YOUR INSTRUCTIONS:
Retype each line of the material exactly, please, skipping any picture in it.

## START PROVIDED ENTRIES

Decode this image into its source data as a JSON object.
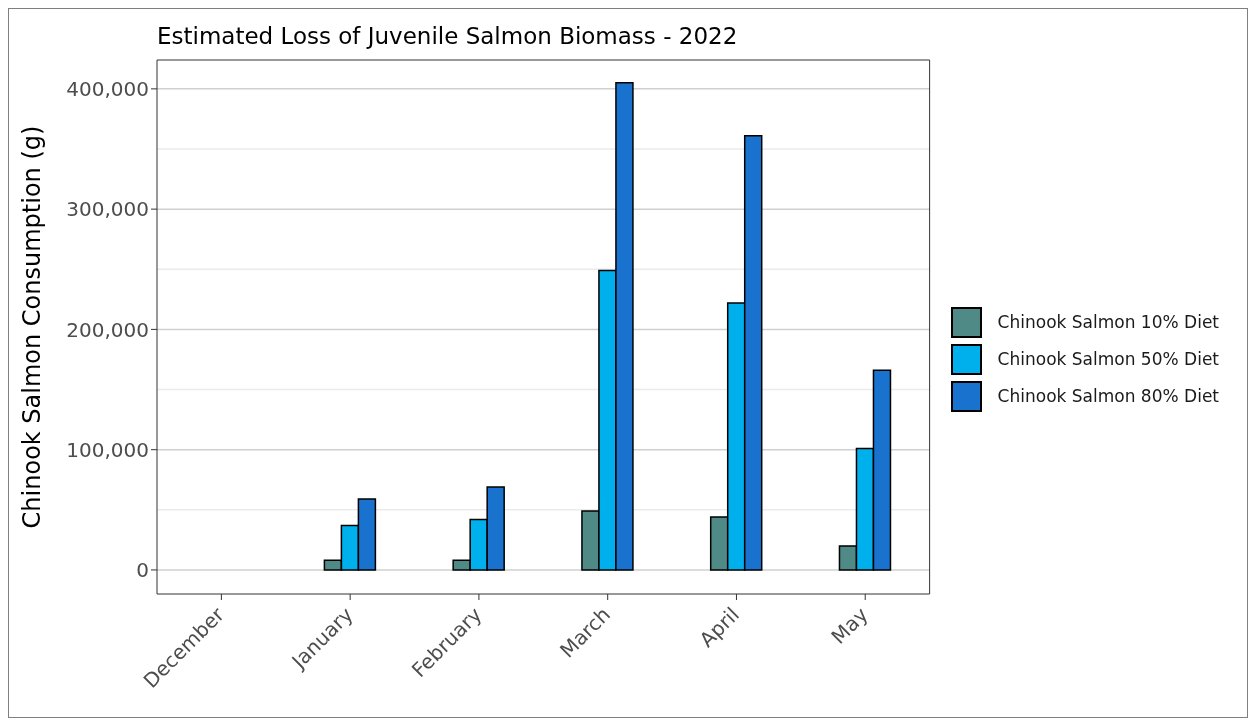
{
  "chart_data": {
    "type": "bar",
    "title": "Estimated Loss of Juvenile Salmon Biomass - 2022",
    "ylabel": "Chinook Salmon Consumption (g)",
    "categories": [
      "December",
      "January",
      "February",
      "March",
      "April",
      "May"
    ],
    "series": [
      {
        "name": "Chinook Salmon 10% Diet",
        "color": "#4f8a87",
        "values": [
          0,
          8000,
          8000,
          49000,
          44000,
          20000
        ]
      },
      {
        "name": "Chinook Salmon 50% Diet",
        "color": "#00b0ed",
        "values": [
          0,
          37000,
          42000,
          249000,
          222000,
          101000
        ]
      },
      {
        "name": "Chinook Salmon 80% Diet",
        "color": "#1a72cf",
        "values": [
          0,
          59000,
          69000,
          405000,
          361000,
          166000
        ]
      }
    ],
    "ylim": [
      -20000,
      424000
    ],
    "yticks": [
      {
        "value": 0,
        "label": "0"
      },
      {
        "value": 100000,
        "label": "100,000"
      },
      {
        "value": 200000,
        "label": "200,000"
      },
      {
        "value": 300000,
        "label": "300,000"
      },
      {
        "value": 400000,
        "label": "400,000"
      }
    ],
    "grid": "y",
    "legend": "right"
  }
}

## END PROVIDED ENTRIES

FULL OUTPUT:
Decode this image into its source data as a JSON object.
{
  "chart_data": {
    "type": "bar",
    "title": "Estimated Loss of Juvenile Salmon Biomass - 2022",
    "ylabel": "Chinook Salmon Consumption (g)",
    "categories": [
      "December",
      "January",
      "February",
      "March",
      "April",
      "May"
    ],
    "series": [
      {
        "name": "Chinook Salmon 10% Diet",
        "color": "#4f8a87",
        "values": [
          0,
          8000,
          8000,
          49000,
          44000,
          20000
        ]
      },
      {
        "name": "Chinook Salmon 50% Diet",
        "color": "#00b0ed",
        "values": [
          0,
          37000,
          42000,
          249000,
          222000,
          101000
        ]
      },
      {
        "name": "Chinook Salmon 80% Diet",
        "color": "#1a72cf",
        "values": [
          0,
          59000,
          69000,
          405000,
          361000,
          166000
        ]
      }
    ],
    "ylim": [
      -20000,
      424000
    ],
    "yticks": [
      {
        "value": 0,
        "label": "0"
      },
      {
        "value": 100000,
        "label": "100,000"
      },
      {
        "value": 200000,
        "label": "200,000"
      },
      {
        "value": 300000,
        "label": "300,000"
      },
      {
        "value": 400000,
        "label": "400,000"
      }
    ],
    "grid": "y",
    "legend": "right"
  }
}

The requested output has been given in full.